(Your objective)
Give the count of lines holding the string "DIRIGENTES" and nothing else.

---- Provided information

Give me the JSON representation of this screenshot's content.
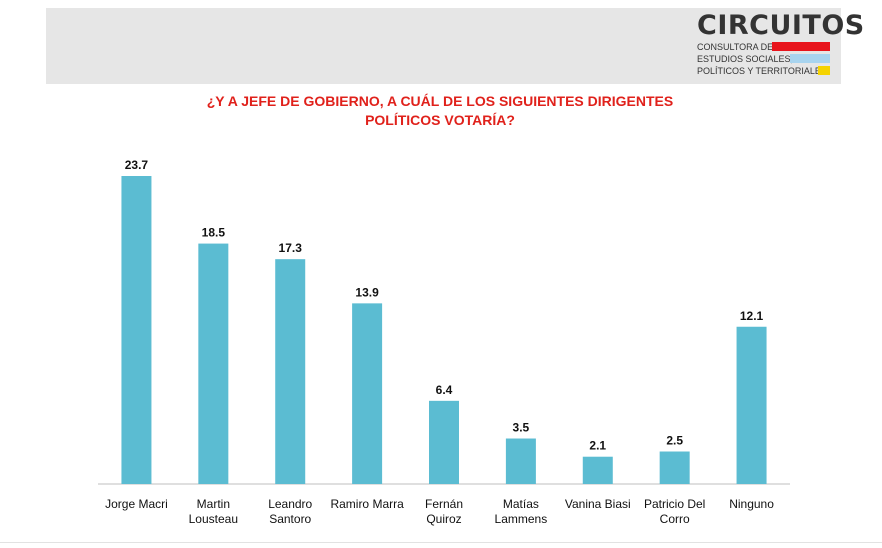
{
  "logo": {
    "name": "CIRCUITOS",
    "line1": "CONSULTORA DE",
    "line2": "ESTUDIOS SOCIALES,",
    "line3": "POLÍTICOS Y TERRITORIALES",
    "colors": {
      "red": "#e8141c",
      "blue": "#a8d4ef",
      "yellow": "#f5d300"
    }
  },
  "title_lines": [
    "¿Y A JEFE DE GOBIERNO, A CUÁL DE LOS SIGUIENTES DIRIGENTES",
    "POLÍTICOS VOTARÍA?"
  ],
  "chart_data": {
    "type": "bar",
    "title": "¿Y A JEFE DE GOBIERNO, A CUÁL DE LOS SIGUIENTES DIRIGENTES POLÍTICOS VOTARÍA?",
    "xlabel": "",
    "ylabel": "",
    "ylim": [
      0,
      23.7
    ],
    "grid": false,
    "legend": "none",
    "bar_color": "#5bbcd2",
    "categories": [
      [
        "Jorge Macri"
      ],
      [
        "Martin",
        "Lousteau"
      ],
      [
        "Leandro",
        "Santoro"
      ],
      [
        "Ramiro Marra"
      ],
      [
        "Fernán",
        "Quiroz"
      ],
      [
        "Matías",
        "Lammens"
      ],
      [
        "Vanina Biasi"
      ],
      [
        "Patricio Del",
        "Corro"
      ],
      [
        "Ninguno"
      ]
    ],
    "values": [
      23.7,
      18.5,
      17.3,
      13.9,
      6.4,
      3.5,
      2.1,
      2.5,
      12.1
    ],
    "value_labels": [
      "23.7",
      "18.5",
      "17.3",
      "13.9",
      "6.4",
      "3.5",
      "2.1",
      "2.5",
      "12.1"
    ]
  }
}
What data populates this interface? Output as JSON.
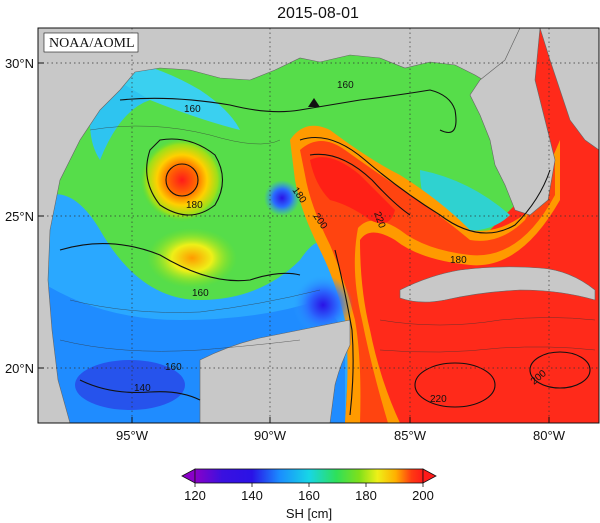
{
  "title": "2015-08-01",
  "credit": "NOAA/AOML",
  "lat_labels": [
    "30°N",
    "25°N",
    "20°N"
  ],
  "lon_labels": [
    "95°W",
    "90°W",
    "85°W",
    "80°W"
  ],
  "contour_labels": [
    "160",
    "160",
    "180",
    "180",
    "160",
    "200",
    "220",
    "180",
    "160",
    "140",
    "220",
    "200"
  ],
  "colorbar": {
    "label": "SH [cm]",
    "ticks": [
      "120",
      "140",
      "160",
      "180",
      "200"
    ],
    "colors": [
      "#8a00c8",
      "#2a12e6",
      "#1a8cff",
      "#17d6e6",
      "#2ee05a",
      "#7fe01a",
      "#eef018",
      "#ffb000",
      "#ff3a12",
      "#ff1a1a"
    ]
  },
  "land_color": "#c8c8c8",
  "marker": "triangle"
}
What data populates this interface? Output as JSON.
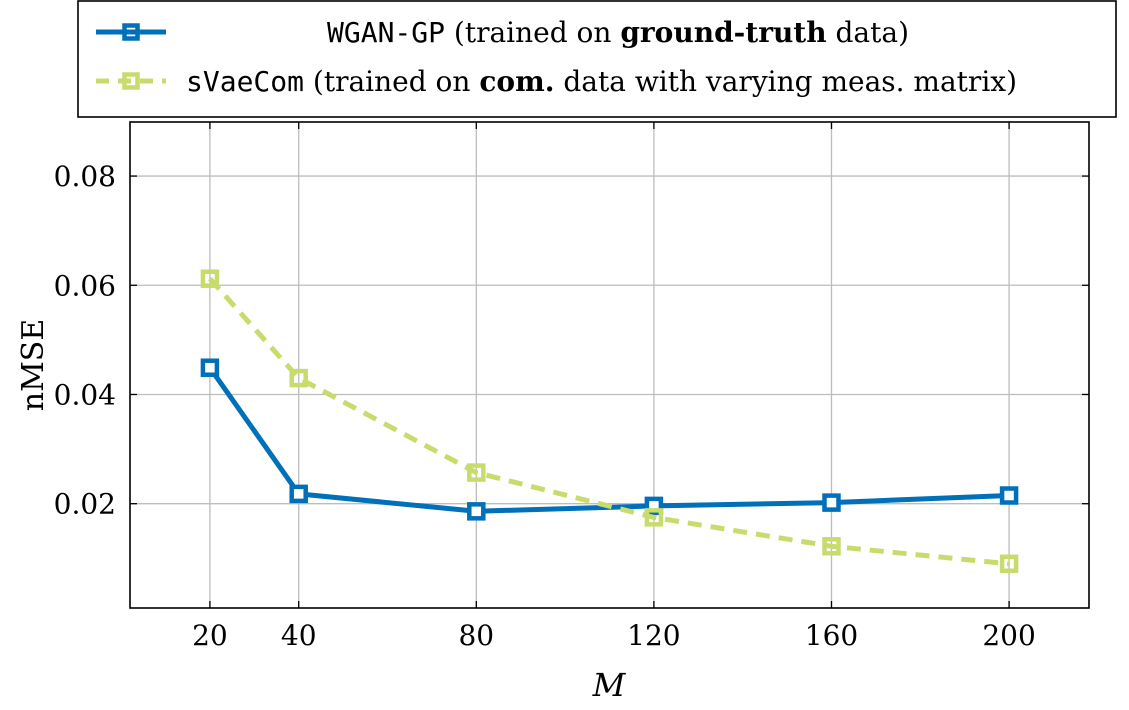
{
  "chart_data": {
    "type": "line",
    "title": "",
    "xlabel": "M",
    "ylabel": "nMSE",
    "x": [
      20,
      40,
      80,
      120,
      160,
      200
    ],
    "x_ticks": [
      "20",
      "40",
      "80",
      "120",
      "160",
      "200"
    ],
    "y_ticks": [
      "0.02",
      "0.04",
      "0.06",
      "0.08"
    ],
    "y_tick_values": [
      0.02,
      0.04,
      0.06,
      0.08
    ],
    "xlim": [
      2,
      218
    ],
    "ylim": [
      0.0009,
      0.0899
    ],
    "grid": true,
    "legend_position": "top",
    "series": [
      {
        "name": "WGAN-GP",
        "legend_mid": " (trained on ",
        "legend_bold": "ground-truth",
        "legend_suffix": " data)",
        "values": [
          0.0449,
          0.0218,
          0.0186,
          0.0196,
          0.0202,
          0.0215
        ],
        "color": "#0070b8",
        "style": "solid"
      },
      {
        "name": "sVaeCom",
        "legend_mid": " (trained on ",
        "legend_bold": "com.",
        "legend_suffix": " data with varying meas. matrix)",
        "values": [
          0.0612,
          0.043,
          0.0257,
          0.0175,
          0.0122,
          0.009
        ],
        "color": "#c8dc6e",
        "style": "dashed"
      }
    ]
  }
}
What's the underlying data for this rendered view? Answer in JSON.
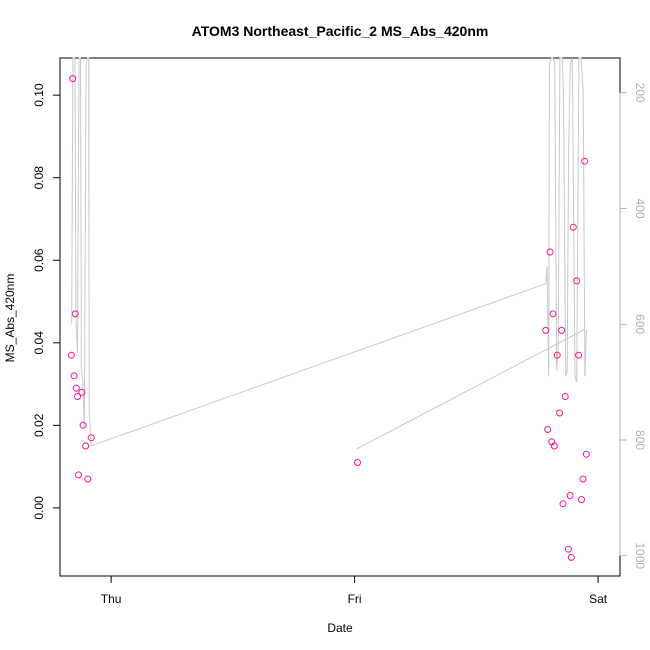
{
  "chart_data": {
    "type": "scatter",
    "title": "ATOM3 Northeast_Pacific_2 MS_Abs_420nm",
    "xlabel": "Date",
    "ylabel": "MS_Abs_420nm",
    "x_ticks": [
      {
        "value": 1.0,
        "label": "Thu"
      },
      {
        "value": 2.0,
        "label": "Fri"
      },
      {
        "value": 3.0,
        "label": "Sat"
      }
    ],
    "xlim": [
      0.79,
      3.09
    ],
    "ylim": [
      -0.0165,
      0.109
    ],
    "y_ticks": [
      {
        "value": 0.0,
        "label": "0.00"
      },
      {
        "value": 0.02,
        "label": "0.02"
      },
      {
        "value": 0.04,
        "label": "0.04"
      },
      {
        "value": 0.06,
        "label": "0.06"
      },
      {
        "value": 0.08,
        "label": "0.08"
      },
      {
        "value": 0.1,
        "label": "0.10"
      }
    ],
    "y2lim": [
      1035,
      140
    ],
    "y2_ticks": [
      {
        "value": 200,
        "label": "200"
      },
      {
        "value": 400,
        "label": "400"
      },
      {
        "value": 600,
        "label": "600"
      },
      {
        "value": 800,
        "label": "800"
      },
      {
        "value": 1000,
        "label": "1000"
      }
    ],
    "colors": {
      "points": "#ff1493",
      "altitude_line": "#c8c8c8",
      "right_axis": "#b0b0b0"
    },
    "series": [
      {
        "values": [
          [
            0.837,
            0.037
          ],
          [
            0.842,
            0.104
          ],
          [
            0.848,
            0.032
          ],
          [
            0.853,
            0.047
          ],
          [
            0.857,
            0.029
          ],
          [
            0.862,
            0.027
          ],
          [
            0.866,
            0.008
          ],
          [
            0.88,
            0.028
          ],
          [
            0.885,
            0.02
          ],
          [
            0.895,
            0.015
          ],
          [
            0.904,
            0.007
          ],
          [
            0.918,
            0.017
          ],
          [
            2.012,
            0.011
          ],
          [
            2.785,
            0.043
          ],
          [
            2.793,
            0.019
          ],
          [
            2.803,
            0.062
          ],
          [
            2.81,
            0.016
          ],
          [
            2.815,
            0.047
          ],
          [
            2.82,
            0.015
          ],
          [
            2.832,
            0.037
          ],
          [
            2.842,
            0.023
          ],
          [
            2.85,
            0.043
          ],
          [
            2.856,
            0.001
          ],
          [
            2.865,
            0.027
          ],
          [
            2.878,
            -0.01
          ],
          [
            2.885,
            0.003
          ],
          [
            2.89,
            -0.012
          ],
          [
            2.898,
            0.068
          ],
          [
            2.912,
            0.055
          ],
          [
            2.92,
            0.037
          ],
          [
            2.932,
            0.002
          ],
          [
            2.938,
            0.007
          ],
          [
            2.945,
            0.084
          ],
          [
            2.952,
            0.013
          ]
        ]
      },
      {
        "values": [
          [
            0.838,
            600
          ],
          [
            0.843,
            100
          ],
          [
            0.851,
            50
          ],
          [
            0.856,
            600
          ],
          [
            0.862,
            650
          ],
          [
            0.868,
            100
          ],
          [
            0.874,
            50
          ],
          [
            0.878,
            680
          ],
          [
            0.884,
            700
          ],
          [
            0.89,
            780
          ],
          [
            0.897,
            150
          ],
          [
            0.903,
            50
          ],
          [
            0.908,
            120
          ],
          [
            0.91,
            750
          ],
          [
            0.918,
            810
          ],
          [
            2.785,
            530
          ],
          [
            2.79,
            500
          ],
          [
            2.797,
            690
          ],
          [
            2.8,
            150
          ],
          [
            2.808,
            100
          ],
          [
            2.815,
            50
          ],
          [
            2.822,
            150
          ],
          [
            2.83,
            680
          ],
          [
            2.836,
            640
          ],
          [
            2.843,
            50
          ],
          [
            2.852,
            100
          ],
          [
            2.858,
            200
          ],
          [
            2.867,
            690
          ],
          [
            2.873,
            680
          ],
          [
            2.879,
            300
          ],
          [
            2.886,
            150
          ],
          [
            2.894,
            50
          ],
          [
            2.905,
            690
          ],
          [
            2.912,
            700
          ],
          [
            2.921,
            100
          ],
          [
            2.93,
            50
          ],
          [
            2.939,
            200
          ],
          [
            2.946,
            690
          ],
          [
            2.952,
            610
          ]
        ]
      }
    ],
    "extra_segments": [
      [
        [
          2.01,
          815
        ],
        [
          2.945,
          609
        ]
      ]
    ]
  }
}
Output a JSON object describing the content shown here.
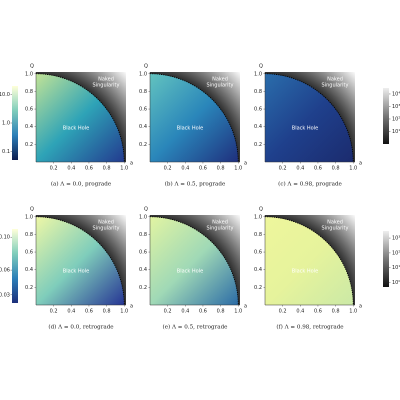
{
  "chart_data": [
    {
      "type": "heatmap",
      "caption": "(a) Λ = 0.0, prograde",
      "xlabel": "a",
      "ylabel": "Q",
      "xlim": [
        0,
        1.02
      ],
      "ylim": [
        0,
        1.02
      ],
      "xticks": [
        0.2,
        0.4,
        0.6,
        0.8,
        {
          "value": 1,
          "label": "1.0"
        }
      ],
      "yticks": [
        0.2,
        0.4,
        0.6,
        0.8,
        {
          "value": 1,
          "label": "1.0"
        }
      ],
      "annotations": [
        "Naked",
        "Singularity",
        "Black Hole"
      ],
      "colors": [
        "#c2e396",
        "#2ea3b7",
        "#233a8f"
      ],
      "colorbar": {
        "side": "left",
        "log": true,
        "clim": [
          0.05,
          20
        ],
        "ticks": [
          0.1,
          {
            "value": 1,
            "label": "1.0"
          },
          {
            "value": 10,
            "label": "10.0"
          }
        ],
        "colors": [
          "#0d1d4f",
          "#2c7fb8",
          "#7fcdbb",
          "#ffffd9"
        ]
      }
    },
    {
      "type": "heatmap",
      "caption": "(b) Λ = 0.5, prograde",
      "xlabel": "a",
      "ylabel": "Q",
      "xlim": [
        0,
        1.02
      ],
      "ylim": [
        0,
        1.02
      ],
      "xticks": [
        0.2,
        0.4,
        0.6,
        0.8,
        {
          "value": 1,
          "label": "1.0"
        }
      ],
      "yticks": [
        0.2,
        0.4,
        0.6,
        0.8,
        {
          "value": 1,
          "label": "1.0"
        }
      ],
      "annotations": [
        "Naked",
        "Singularity",
        "Black Hole"
      ],
      "colors": [
        "#62c3bf",
        "#2a86ba",
        "#1f2f7d"
      ]
    },
    {
      "type": "heatmap",
      "caption": "(c) Λ = 0.98, prograde",
      "xlabel": "a",
      "ylabel": "Q",
      "xlim": [
        0,
        1.02
      ],
      "ylim": [
        0,
        1.02
      ],
      "xticks": [
        0.2,
        0.4,
        0.6,
        0.8,
        {
          "value": 1,
          "label": "1.0"
        }
      ],
      "yticks": [
        0.2,
        0.4,
        0.6,
        0.8,
        {
          "value": 1,
          "label": "1.0"
        }
      ],
      "annotations": [
        "Naked",
        "Singularity",
        "Black Hole"
      ],
      "colors": [
        "#2a6dab",
        "#1f408c",
        "#1b2b6e"
      ],
      "colorbar": {
        "side": "right",
        "log": true,
        "clim": [
          1,
          30000
        ],
        "ticks": [
          {
            "value": 10,
            "label": "10¹"
          },
          {
            "value": 100,
            "label": "10²"
          },
          {
            "value": 1000,
            "label": "10³"
          },
          {
            "value": 10000,
            "label": "10⁴"
          }
        ],
        "colors": [
          "#111111",
          "#777777",
          "#eeeeee"
        ]
      }
    },
    {
      "type": "heatmap",
      "caption": "(d) Λ = 0.0, retrograde",
      "xlabel": "a",
      "ylabel": "Q",
      "xlim": [
        0,
        1.02
      ],
      "ylim": [
        0,
        1.02
      ],
      "xticks": [
        0.2,
        0.4,
        0.6,
        0.8,
        {
          "value": 1,
          "label": "1.0"
        }
      ],
      "yticks": [
        0.2,
        0.4,
        0.6,
        0.8,
        {
          "value": 1,
          "label": "1.0"
        }
      ],
      "annotations": [
        "Naked",
        "Singularity",
        "Black Hole"
      ],
      "colors": [
        "#eef7a6",
        "#7fcdbb",
        "#253494"
      ],
      "colorbar": {
        "side": "left",
        "log": false,
        "clim": [
          0.02,
          0.11
        ],
        "ticks": [
          0.03,
          0.06,
          {
            "value": 0.1,
            "label": "0.10"
          }
        ],
        "colors": [
          "#1d2f7a",
          "#2c7fb8",
          "#7fcdbb",
          "#ffffd9"
        ]
      }
    },
    {
      "type": "heatmap",
      "caption": "(e) Λ = 0.5, retrograde",
      "xlabel": "a",
      "ylabel": "Q",
      "xlim": [
        0,
        1.02
      ],
      "ylim": [
        0,
        1.02
      ],
      "xticks": [
        0.2,
        0.4,
        0.6,
        0.8,
        {
          "value": 1,
          "label": "1.0"
        }
      ],
      "yticks": [
        0.2,
        0.4,
        0.6,
        0.8,
        {
          "value": 1,
          "label": "1.0"
        }
      ],
      "annotations": [
        "Naked",
        "Singularity",
        "Black Hole"
      ],
      "colors": [
        "#e2f4a2",
        "#a0d9b6",
        "#2b6ba6"
      ]
    },
    {
      "type": "heatmap",
      "caption": "(f) Λ = 0.98, retrograde",
      "xlabel": "a",
      "ylabel": "Q",
      "xlim": [
        0,
        1.02
      ],
      "ylim": [
        0,
        1.02
      ],
      "xticks": [
        0.2,
        0.4,
        0.6,
        0.8,
        {
          "value": 1,
          "label": "1.0"
        }
      ],
      "yticks": [
        0.2,
        0.4,
        0.6,
        0.8,
        {
          "value": 1,
          "label": "1.0"
        }
      ],
      "annotations": [
        "Naked",
        "Singularity",
        "Black Hole"
      ],
      "colors": [
        "#eef69c",
        "#e6f39c",
        "#cbe9a6"
      ],
      "colorbar": {
        "side": "right",
        "log": true,
        "clim": [
          0.5,
          3000
        ],
        "ticks": [
          {
            "value": 1,
            "label": "10⁰"
          },
          {
            "value": 10,
            "label": "10¹"
          },
          {
            "value": 100,
            "label": "10²"
          },
          {
            "value": 1000,
            "label": "10³"
          }
        ],
        "colors": [
          "#111111",
          "#777777",
          "#eeeeee"
        ]
      }
    }
  ]
}
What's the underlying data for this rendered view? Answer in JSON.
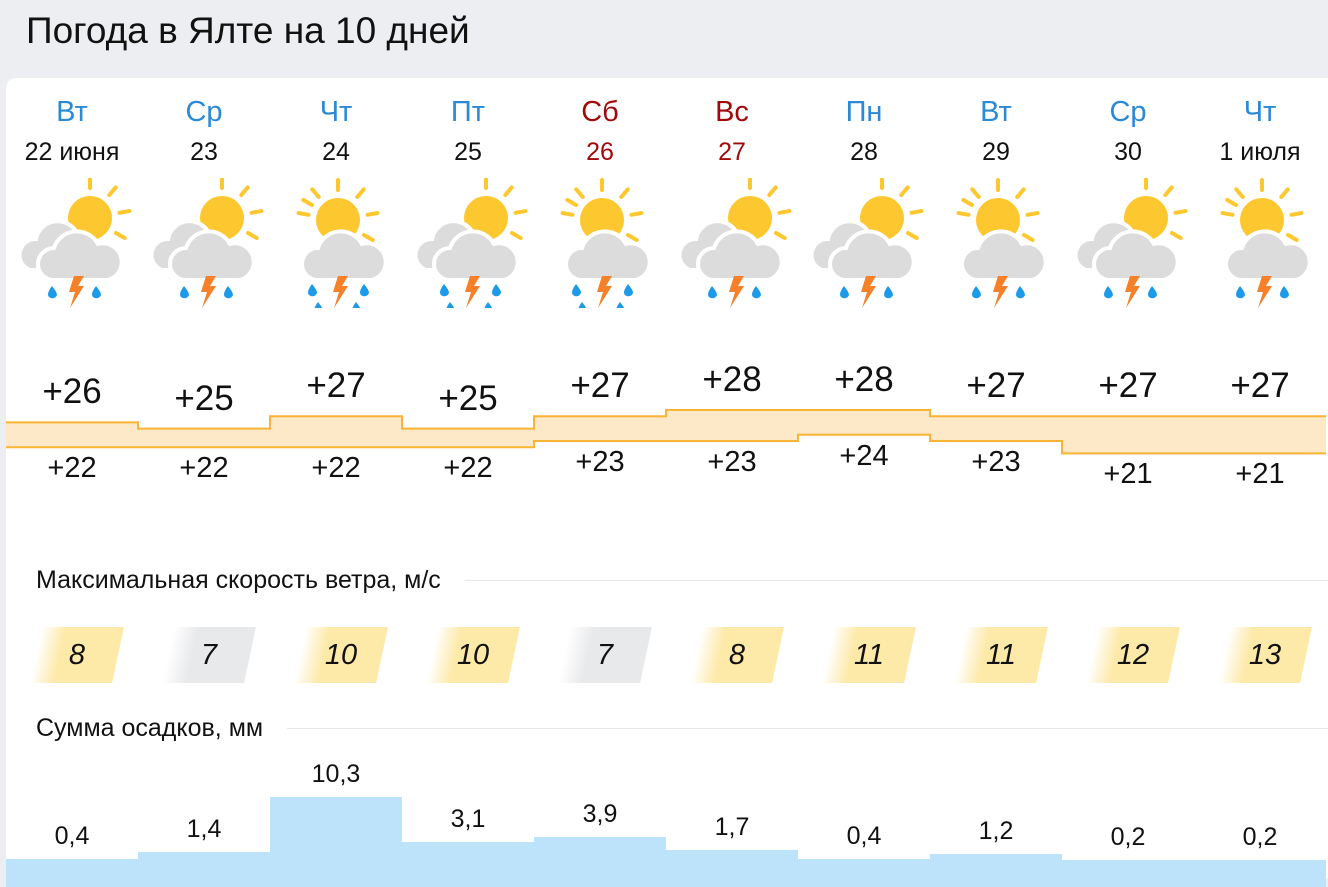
{
  "title": "Погода в Ялте на 10 дней",
  "colors": {
    "weekday": "#2a8ad6",
    "weekend": "#a00a0a",
    "wind_high": "#fde9a8",
    "wind_low": "#e8e9eb",
    "precip": "#bde3fb",
    "band": "#fde8c8",
    "band_line": "#f8b432"
  },
  "days": [
    {
      "dow": "Вт",
      "date": "22 июня",
      "weekend": false,
      "icon": "partly-cloudy-thunderstorm-icon",
      "clouds": 2,
      "drops": 2,
      "tmax": "+26",
      "tmin": "+22",
      "max": 26,
      "min": 22,
      "wind": "8",
      "windv": 8,
      "precip": "0,4",
      "p": 0.4
    },
    {
      "dow": "Ср",
      "date": "23",
      "weekend": false,
      "icon": "partly-cloudy-thunderstorm-icon",
      "clouds": 2,
      "drops": 2,
      "tmax": "+25",
      "tmin": "+22",
      "max": 25,
      "min": 22,
      "wind": "7",
      "windv": 7,
      "precip": "1,4",
      "p": 1.4
    },
    {
      "dow": "Чт",
      "date": "24",
      "weekend": false,
      "icon": "sun-cloud-heavy-thunderstorm-icon",
      "clouds": 1,
      "drops": 4,
      "tmax": "+27",
      "tmin": "+22",
      "max": 27,
      "min": 22,
      "wind": "10",
      "windv": 10,
      "precip": "10,3",
      "p": 10.3
    },
    {
      "dow": "Пт",
      "date": "25",
      "weekend": false,
      "icon": "partly-cloudy-heavy-thunderstorm-icon",
      "clouds": 2,
      "drops": 4,
      "tmax": "+25",
      "tmin": "+22",
      "max": 25,
      "min": 22,
      "wind": "10",
      "windv": 10,
      "precip": "3,1",
      "p": 3.1
    },
    {
      "dow": "Сб",
      "date": "26",
      "weekend": true,
      "icon": "sun-cloud-heavy-thunderstorm-icon",
      "clouds": 1,
      "drops": 4,
      "tmax": "+27",
      "tmin": "+23",
      "max": 27,
      "min": 23,
      "wind": "7",
      "windv": 7,
      "precip": "3,9",
      "p": 3.9
    },
    {
      "dow": "Вс",
      "date": "27",
      "weekend": true,
      "icon": "partly-cloudy-thunderstorm-icon",
      "clouds": 2,
      "drops": 2,
      "tmax": "+28",
      "tmin": "+23",
      "max": 28,
      "min": 23,
      "wind": "8",
      "windv": 8,
      "precip": "1,7",
      "p": 1.7
    },
    {
      "dow": "Пн",
      "date": "28",
      "weekend": false,
      "icon": "partly-cloudy-thunderstorm-icon",
      "clouds": 2,
      "drops": 2,
      "tmax": "+28",
      "tmin": "+24",
      "max": 28,
      "min": 24,
      "wind": "11",
      "windv": 11,
      "precip": "0,4",
      "p": 0.4
    },
    {
      "dow": "Вт",
      "date": "29",
      "weekend": false,
      "icon": "sun-cloud-thunderstorm-icon",
      "clouds": 1,
      "drops": 2,
      "tmax": "+27",
      "tmin": "+23",
      "max": 27,
      "min": 23,
      "wind": "11",
      "windv": 11,
      "precip": "1,2",
      "p": 1.2
    },
    {
      "dow": "Ср",
      "date": "30",
      "weekend": false,
      "icon": "partly-cloudy-thunderstorm-icon",
      "clouds": 2,
      "drops": 2,
      "tmax": "+27",
      "tmin": "+21",
      "max": 27,
      "min": 21,
      "wind": "12",
      "windv": 12,
      "precip": "0,2",
      "p": 0.2
    },
    {
      "dow": "Чт",
      "date": "1 июля",
      "weekend": false,
      "icon": "sun-cloud-thunderstorm-icon",
      "clouds": 1,
      "drops": 2,
      "tmax": "+27",
      "tmin": "+21",
      "max": 27,
      "min": 21,
      "wind": "13",
      "windv": 13,
      "precip": "0,2",
      "p": 0.2
    }
  ],
  "wind_label": "Максимальная скорость ветра, м/с",
  "precip_label": "Сумма осадков, мм"
}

--------

(Output for this task)
2